>> start Material
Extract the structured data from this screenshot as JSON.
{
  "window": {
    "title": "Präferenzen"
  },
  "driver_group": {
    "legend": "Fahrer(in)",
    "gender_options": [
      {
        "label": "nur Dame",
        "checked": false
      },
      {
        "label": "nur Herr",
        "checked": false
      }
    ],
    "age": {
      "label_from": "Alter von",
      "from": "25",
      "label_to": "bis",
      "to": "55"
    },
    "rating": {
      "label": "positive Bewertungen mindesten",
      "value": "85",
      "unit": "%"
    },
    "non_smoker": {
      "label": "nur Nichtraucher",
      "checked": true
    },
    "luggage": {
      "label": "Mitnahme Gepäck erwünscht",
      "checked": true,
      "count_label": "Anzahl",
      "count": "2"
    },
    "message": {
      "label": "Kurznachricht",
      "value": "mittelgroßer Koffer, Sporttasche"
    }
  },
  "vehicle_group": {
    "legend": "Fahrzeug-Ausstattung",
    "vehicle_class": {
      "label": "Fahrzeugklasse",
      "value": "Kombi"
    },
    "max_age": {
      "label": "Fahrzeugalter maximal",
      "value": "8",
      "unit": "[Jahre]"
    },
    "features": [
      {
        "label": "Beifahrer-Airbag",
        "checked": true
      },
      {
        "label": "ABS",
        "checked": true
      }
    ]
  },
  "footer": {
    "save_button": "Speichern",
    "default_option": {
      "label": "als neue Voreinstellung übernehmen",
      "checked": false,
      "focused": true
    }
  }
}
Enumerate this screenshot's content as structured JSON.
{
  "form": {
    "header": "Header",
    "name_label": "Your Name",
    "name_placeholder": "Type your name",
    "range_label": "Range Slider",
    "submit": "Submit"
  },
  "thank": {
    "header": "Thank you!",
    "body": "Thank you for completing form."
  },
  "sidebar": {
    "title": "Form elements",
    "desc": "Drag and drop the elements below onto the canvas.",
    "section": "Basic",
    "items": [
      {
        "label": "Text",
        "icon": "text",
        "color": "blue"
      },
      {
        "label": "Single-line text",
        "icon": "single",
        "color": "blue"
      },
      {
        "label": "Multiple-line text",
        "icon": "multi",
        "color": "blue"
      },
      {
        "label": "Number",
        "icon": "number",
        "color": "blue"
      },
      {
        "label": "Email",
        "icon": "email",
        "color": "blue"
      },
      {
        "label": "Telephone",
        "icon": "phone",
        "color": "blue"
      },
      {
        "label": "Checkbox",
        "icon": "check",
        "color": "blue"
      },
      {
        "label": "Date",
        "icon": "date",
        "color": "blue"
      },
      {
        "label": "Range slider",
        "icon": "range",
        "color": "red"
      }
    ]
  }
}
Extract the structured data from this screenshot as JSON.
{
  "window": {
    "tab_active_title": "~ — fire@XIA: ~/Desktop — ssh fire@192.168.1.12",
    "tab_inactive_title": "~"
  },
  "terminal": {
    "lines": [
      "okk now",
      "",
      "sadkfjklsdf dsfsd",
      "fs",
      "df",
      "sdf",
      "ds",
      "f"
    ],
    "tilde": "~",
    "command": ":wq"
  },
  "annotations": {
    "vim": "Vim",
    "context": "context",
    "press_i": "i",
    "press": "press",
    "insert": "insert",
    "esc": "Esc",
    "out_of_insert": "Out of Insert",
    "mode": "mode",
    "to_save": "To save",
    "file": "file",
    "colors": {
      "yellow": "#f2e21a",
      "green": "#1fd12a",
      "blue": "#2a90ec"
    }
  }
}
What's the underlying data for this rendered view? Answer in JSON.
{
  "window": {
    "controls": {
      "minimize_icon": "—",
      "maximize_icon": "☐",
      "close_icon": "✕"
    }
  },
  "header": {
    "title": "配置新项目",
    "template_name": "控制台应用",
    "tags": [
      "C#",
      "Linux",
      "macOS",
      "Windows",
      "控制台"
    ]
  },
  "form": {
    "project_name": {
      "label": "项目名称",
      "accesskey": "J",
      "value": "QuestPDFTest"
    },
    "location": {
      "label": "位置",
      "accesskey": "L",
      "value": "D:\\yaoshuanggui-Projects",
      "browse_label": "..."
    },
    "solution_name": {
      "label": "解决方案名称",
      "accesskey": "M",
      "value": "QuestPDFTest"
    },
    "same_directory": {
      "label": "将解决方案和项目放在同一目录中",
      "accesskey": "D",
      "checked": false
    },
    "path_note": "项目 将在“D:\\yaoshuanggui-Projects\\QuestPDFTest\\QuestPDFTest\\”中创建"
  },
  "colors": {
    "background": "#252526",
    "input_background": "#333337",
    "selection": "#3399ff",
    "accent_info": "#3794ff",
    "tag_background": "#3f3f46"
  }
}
>> end Material
### Given exercise
Your task is to return the full listing exactly as it was given.

### Answer to the problem
Extract the structured data from this screenshot as JSON.
{
  "window": {
    "title": "Präferenzen"
  },
  "driver_group": {
    "legend": "Fahrer(in)",
    "gender_options": [
      {
        "label": "nur Dame",
        "checked": false
      },
      {
        "label": "nur Herr",
        "checked": false
      }
    ],
    "age": {
      "label_from": "Alter von",
      "from": "25",
      "label_to": "bis",
      "to": "55"
    },
    "rating": {
      "label": "positive Bewertungen mindesten",
      "value": "85",
      "unit": "%"
    },
    "non_smoker": {
      "label": "nur Nichtraucher",
      "checked": true
    },
    "luggage": {
      "label": "Mitnahme Gepäck erwünscht",
      "checked": true,
      "count_label": "Anzahl",
      "count": "2"
    },
    "message": {
      "label": "Kurznachricht",
      "value": "mittelgroßer Koffer, Sporttasche"
    }
  },
  "vehicle_group": {
    "legend": "Fahrzeug-Ausstattung",
    "vehicle_class": {
      "label": "Fahrzeugklasse",
      "value": "Kombi"
    },
    "max_age": {
      "label": "Fahrzeugalter maximal",
      "value": "8",
      "unit": "[Jahre]"
    },
    "features": [
      {
        "label": "Beifahrer-Airbag",
        "checked": true
      },
      {
        "label": "ABS",
        "checked": true
      }
    ]
  },
  "footer": {
    "save_button": "Speichern",
    "default_option": {
      "label": "als neue Voreinstellung übernehmen",
      "checked": false,
      "focused": true
    }
  }
}
Enumerate this screenshot's content as structured JSON.
{
  "form": {
    "header": "Header",
    "name_label": "Your Name",
    "name_placeholder": "Type your name",
    "range_label": "Range Slider",
    "submit": "Submit"
  },
  "thank": {
    "header": "Thank you!",
    "body": "Thank you for completing form."
  },
  "sidebar": {
    "title": "Form elements",
    "desc": "Drag and drop the elements below onto the canvas.",
    "section": "Basic",
    "items": [
      {
        "label": "Text",
        "icon": "text",
        "color": "blue"
      },
      {
        "label": "Single-line text",
        "icon": "single",
        "color": "blue"
      },
      {
        "label": "Multiple-line text",
        "icon": "multi",
        "color": "blue"
      },
      {
        "label": "Number",
        "icon": "number",
        "color": "blue"
      },
      {
        "label": "Email",
        "icon": "email",
        "color": "blue"
      },
      {
        "label": "Telephone",
        "icon": "phone",
        "color": "blue"
      },
      {
        "label": "Checkbox",
        "icon": "check",
        "color": "blue"
      },
      {
        "label": "Date",
        "icon": "date",
        "color": "blue"
      },
      {
        "label": "Range slider",
        "icon": "range",
        "color": "red"
      }
    ]
  }
}
Extract the structured data from this screenshot as JSON.
{
  "window": {
    "tab_active_title": "~ — fire@XIA: ~/Desktop — ssh fire@192.168.1.12",
    "tab_inactive_title": "~"
  },
  "terminal": {
    "lines": [
      "okk now",
      "",
      "sadkfjklsdf dsfsd",
      "fs",
      "df",
      "sdf",
      "ds",
      "f"
    ],
    "tilde": "~",
    "command": ":wq"
  },
  "annotations": {
    "vim": "Vim",
    "context": "context",
    "press_i": "i",
    "press": "press",
    "insert": "insert",
    "esc": "Esc",
    "out_of_insert": "Out of Insert",
    "mode": "mode",
    "to_save": "To save",
    "file": "file",
    "colors": {
      "yellow": "#f2e21a",
      "green": "#1fd12a",
      "blue": "#2a90ec"
    }
  }
}
What's the underlying data for this rendered view? Answer in JSON.
{
  "window": {
    "controls": {
      "minimize_icon": "—",
      "maximize_icon": "☐",
      "close_icon": "✕"
    }
  },
  "header": {
    "title": "配置新项目",
    "template_name": "控制台应用",
    "tags": [
      "C#",
      "Linux",
      "macOS",
      "Windows",
      "控制台"
    ]
  },
  "form": {
    "project_name": {
      "label": "项目名称",
      "accesskey": "J",
      "value": "QuestPDFTest"
    },
    "location": {
      "label": "位置",
      "accesskey": "L",
      "value": "D:\\yaoshuanggui-Projects",
      "browse_label": "..."
    },
    "solution_name": {
      "label": "解决方案名称",
      "accesskey": "M",
      "value": "QuestPDFTest"
    },
    "same_directory": {
      "label": "将解决方案和项目放在同一目录中",
      "accesskey": "D",
      "checked": false
    },
    "path_note": "项目 将在“D:\\yaoshuanggui-Projects\\QuestPDFTest\\QuestPDFTest\\”中创建"
  },
  "colors": {
    "background": "#252526",
    "input_background": "#333337",
    "selection": "#3399ff",
    "accent_info": "#3794ff",
    "tag_background": "#3f3f46"
  }
}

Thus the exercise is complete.